## start The records
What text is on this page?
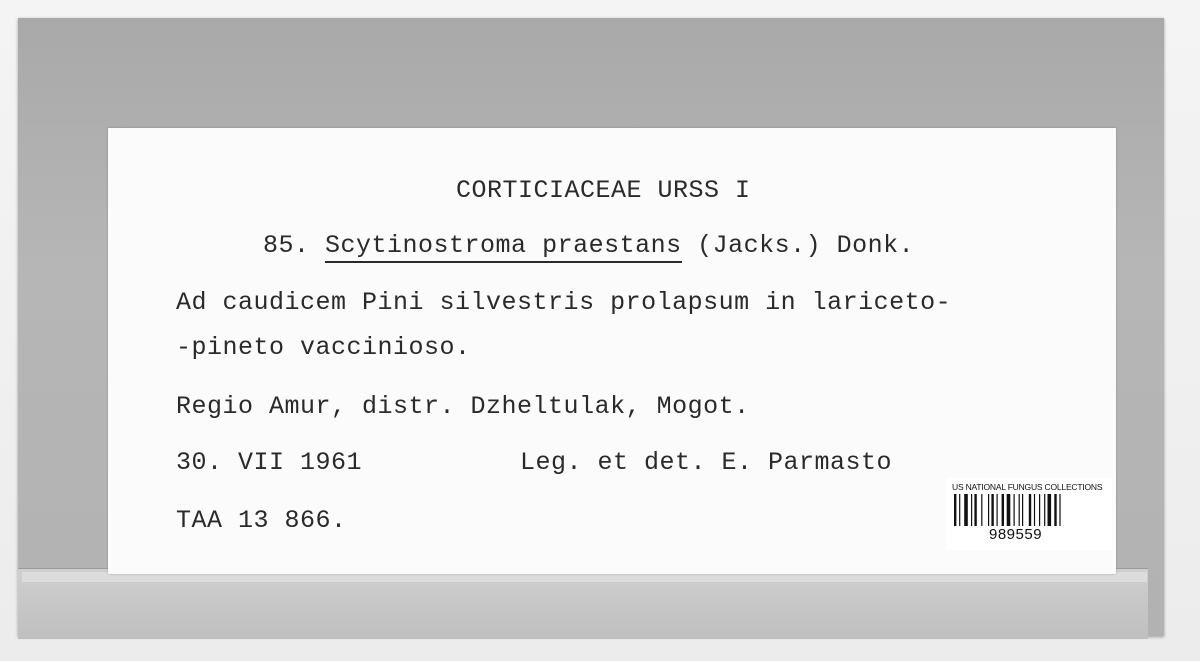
CORTICIACEAE URSS I
85. Scytinostroma praestans (Jacks.) Donk.
Ad caudicem Pini silvestris prolapsum in lariceto-
-pineto vaccinioso.
Regio Amur, distr. Dzheltulak, Mogot.
30. VII 1961	Leg. et det. E. Parmasto
TAA 13 866.
US NATIONAL FUNGUS COLLECTIONS
989559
## end The records
**Goal**
Print out the whole of the material word for word, without pictures.

**Completed exercise**
What text is on this page?
CORTICIACEAE URSS I
85. Scytinostroma praestans (Jacks.) Donk.
Ad caudicem Pini silvestris prolapsum in lariceto-
-pineto vaccinioso.
Regio Amur, distr. Dzheltulak, Mogot.
30. VII 1961	Leg. et det. E. Parmasto
TAA 13 866.
US NATIONAL FUNGUS COLLECTIONS
989559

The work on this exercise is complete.